• Your goal: Repeat all of the data precisely.

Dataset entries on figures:
++++++++

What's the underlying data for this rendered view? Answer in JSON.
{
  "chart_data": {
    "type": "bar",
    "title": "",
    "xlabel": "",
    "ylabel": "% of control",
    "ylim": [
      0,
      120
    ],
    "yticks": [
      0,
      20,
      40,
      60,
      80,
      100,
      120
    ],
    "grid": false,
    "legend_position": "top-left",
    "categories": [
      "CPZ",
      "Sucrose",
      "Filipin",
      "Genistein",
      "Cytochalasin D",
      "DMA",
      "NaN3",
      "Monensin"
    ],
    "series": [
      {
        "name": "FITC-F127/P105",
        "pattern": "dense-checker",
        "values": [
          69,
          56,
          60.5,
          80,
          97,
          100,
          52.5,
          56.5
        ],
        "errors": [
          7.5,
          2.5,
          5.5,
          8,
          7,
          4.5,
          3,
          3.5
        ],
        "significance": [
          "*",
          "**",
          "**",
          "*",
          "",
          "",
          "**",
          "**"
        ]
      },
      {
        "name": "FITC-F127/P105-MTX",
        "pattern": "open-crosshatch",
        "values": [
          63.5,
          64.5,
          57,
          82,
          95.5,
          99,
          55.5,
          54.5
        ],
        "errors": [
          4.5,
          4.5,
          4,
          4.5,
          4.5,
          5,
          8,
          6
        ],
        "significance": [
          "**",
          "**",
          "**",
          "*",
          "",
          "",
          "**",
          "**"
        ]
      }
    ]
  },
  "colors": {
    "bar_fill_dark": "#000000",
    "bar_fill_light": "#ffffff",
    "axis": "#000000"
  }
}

++++++++

• Final result:
What's the underlying data for this rendered view? Answer in JSON.
{
  "chart_data": {
    "type": "bar",
    "title": "",
    "xlabel": "",
    "ylabel": "% of control",
    "ylim": [
      0,
      120
    ],
    "yticks": [
      0,
      20,
      40,
      60,
      80,
      100,
      120
    ],
    "grid": false,
    "legend_position": "top-left",
    "categories": [
      "CPZ",
      "Sucrose",
      "Filipin",
      "Genistein",
      "Cytochalasin D",
      "DMA",
      "NaN3",
      "Monensin"
    ],
    "series": [
      {
        "name": "FITC-F127/P105",
        "pattern": "dense-checker",
        "values": [
          69,
          56,
          60.5,
          80,
          97,
          100,
          52.5,
          56.5
        ],
        "errors": [
          7.5,
          2.5,
          5.5,
          8,
          7,
          4.5,
          3,
          3.5
        ],
        "significance": [
          "*",
          "**",
          "**",
          "*",
          "",
          "",
          "**",
          "**"
        ]
      },
      {
        "name": "FITC-F127/P105-MTX",
        "pattern": "open-crosshatch",
        "values": [
          63.5,
          64.5,
          57,
          82,
          95.5,
          99,
          55.5,
          54.5
        ],
        "errors": [
          4.5,
          4.5,
          4,
          4.5,
          4.5,
          5,
          8,
          6
        ],
        "significance": [
          "**",
          "**",
          "**",
          "*",
          "",
          "",
          "**",
          "**"
        ]
      }
    ]
  },
  "colors": {
    "bar_fill_dark": "#000000",
    "bar_fill_light": "#ffffff",
    "axis": "#000000"
  }
}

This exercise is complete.